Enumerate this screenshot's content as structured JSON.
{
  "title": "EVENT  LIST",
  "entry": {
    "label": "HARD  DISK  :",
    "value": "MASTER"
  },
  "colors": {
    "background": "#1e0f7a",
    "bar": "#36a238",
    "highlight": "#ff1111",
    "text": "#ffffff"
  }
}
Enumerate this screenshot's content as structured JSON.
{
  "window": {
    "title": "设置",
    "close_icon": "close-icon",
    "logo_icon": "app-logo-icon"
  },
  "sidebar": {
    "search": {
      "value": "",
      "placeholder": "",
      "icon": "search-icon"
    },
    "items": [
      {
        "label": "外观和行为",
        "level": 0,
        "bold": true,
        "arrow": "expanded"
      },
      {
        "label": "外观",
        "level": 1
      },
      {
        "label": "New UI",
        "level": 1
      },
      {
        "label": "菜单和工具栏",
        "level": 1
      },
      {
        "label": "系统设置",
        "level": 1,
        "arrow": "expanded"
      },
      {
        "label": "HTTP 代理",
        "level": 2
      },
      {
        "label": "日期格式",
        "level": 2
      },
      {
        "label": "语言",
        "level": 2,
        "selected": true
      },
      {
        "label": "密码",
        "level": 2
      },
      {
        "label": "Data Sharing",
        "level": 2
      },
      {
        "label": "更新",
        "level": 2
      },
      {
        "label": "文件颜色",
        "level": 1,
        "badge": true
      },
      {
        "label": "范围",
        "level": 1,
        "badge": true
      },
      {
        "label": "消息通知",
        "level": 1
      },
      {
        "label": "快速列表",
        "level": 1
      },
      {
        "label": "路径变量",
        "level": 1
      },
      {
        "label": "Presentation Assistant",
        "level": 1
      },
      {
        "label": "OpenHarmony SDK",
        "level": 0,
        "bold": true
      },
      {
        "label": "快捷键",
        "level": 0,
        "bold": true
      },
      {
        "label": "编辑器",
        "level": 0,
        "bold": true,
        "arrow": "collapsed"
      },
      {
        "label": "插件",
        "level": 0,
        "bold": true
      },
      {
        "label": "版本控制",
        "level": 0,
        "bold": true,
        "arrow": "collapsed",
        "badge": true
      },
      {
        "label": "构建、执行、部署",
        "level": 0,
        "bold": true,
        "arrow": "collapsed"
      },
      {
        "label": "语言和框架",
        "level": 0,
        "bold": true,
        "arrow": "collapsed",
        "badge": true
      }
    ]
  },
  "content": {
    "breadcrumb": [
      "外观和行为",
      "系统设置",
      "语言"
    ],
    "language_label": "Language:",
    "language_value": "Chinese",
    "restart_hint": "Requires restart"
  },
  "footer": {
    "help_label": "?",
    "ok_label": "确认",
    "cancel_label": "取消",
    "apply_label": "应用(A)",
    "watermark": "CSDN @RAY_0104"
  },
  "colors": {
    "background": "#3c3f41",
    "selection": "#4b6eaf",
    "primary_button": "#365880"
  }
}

□ □ □ □

Aim: Type out the full listing again, exactly as given.

Correct output:
Enumerate this screenshot's content as structured JSON.
{
  "title": "EVENT  LIST",
  "entry": {
    "label": "HARD  DISK  :",
    "value": "MASTER"
  },
  "colors": {
    "background": "#1e0f7a",
    "bar": "#36a238",
    "highlight": "#ff1111",
    "text": "#ffffff"
  }
}
Enumerate this screenshot's content as structured JSON.
{
  "window": {
    "title": "设置",
    "close_icon": "close-icon",
    "logo_icon": "app-logo-icon"
  },
  "sidebar": {
    "search": {
      "value": "",
      "placeholder": "",
      "icon": "search-icon"
    },
    "items": [
      {
        "label": "外观和行为",
        "level": 0,
        "bold": true,
        "arrow": "expanded"
      },
      {
        "label": "外观",
        "level": 1
      },
      {
        "label": "New UI",
        "level": 1
      },
      {
        "label": "菜单和工具栏",
        "level": 1
      },
      {
        "label": "系统设置",
        "level": 1,
        "arrow": "expanded"
      },
      {
        "label": "HTTP 代理",
        "level": 2
      },
      {
        "label": "日期格式",
        "level": 2
      },
      {
        "label": "语言",
        "level": 2,
        "selected": true
      },
      {
        "label": "密码",
        "level": 2
      },
      {
        "label": "Data Sharing",
        "level": 2
      },
      {
        "label": "更新",
        "level": 2
      },
      {
        "label": "文件颜色",
        "level": 1,
        "badge": true
      },
      {
        "label": "范围",
        "level": 1,
        "badge": true
      },
      {
        "label": "消息通知",
        "level": 1
      },
      {
        "label": "快速列表",
        "level": 1
      },
      {
        "label": "路径变量",
        "level": 1
      },
      {
        "label": "Presentation Assistant",
        "level": 1
      },
      {
        "label": "OpenHarmony SDK",
        "level": 0,
        "bold": true
      },
      {
        "label": "快捷键",
        "level": 0,
        "bold": true
      },
      {
        "label": "编辑器",
        "level": 0,
        "bold": true,
        "arrow": "collapsed"
      },
      {
        "label": "插件",
        "level": 0,
        "bold": true
      },
      {
        "label": "版本控制",
        "level": 0,
        "bold": true,
        "arrow": "collapsed",
        "badge": true
      },
      {
        "label": "构建、执行、部署",
        "level": 0,
        "bold": true,
        "arrow": "collapsed"
      },
      {
        "label": "语言和框架",
        "level": 0,
        "bold": true,
        "arrow": "collapsed",
        "badge": true
      }
    ]
  },
  "content": {
    "breadcrumb": [
      "外观和行为",
      "系统设置",
      "语言"
    ],
    "language_label": "Language:",
    "language_value": "Chinese",
    "restart_hint": "Requires restart"
  },
  "footer": {
    "help_label": "?",
    "ok_label": "确认",
    "cancel_label": "取消",
    "apply_label": "应用(A)",
    "watermark": "CSDN @RAY_0104"
  },
  "colors": {
    "background": "#3c3f41",
    "selection": "#4b6eaf",
    "primary_button": "#365880"
  }
}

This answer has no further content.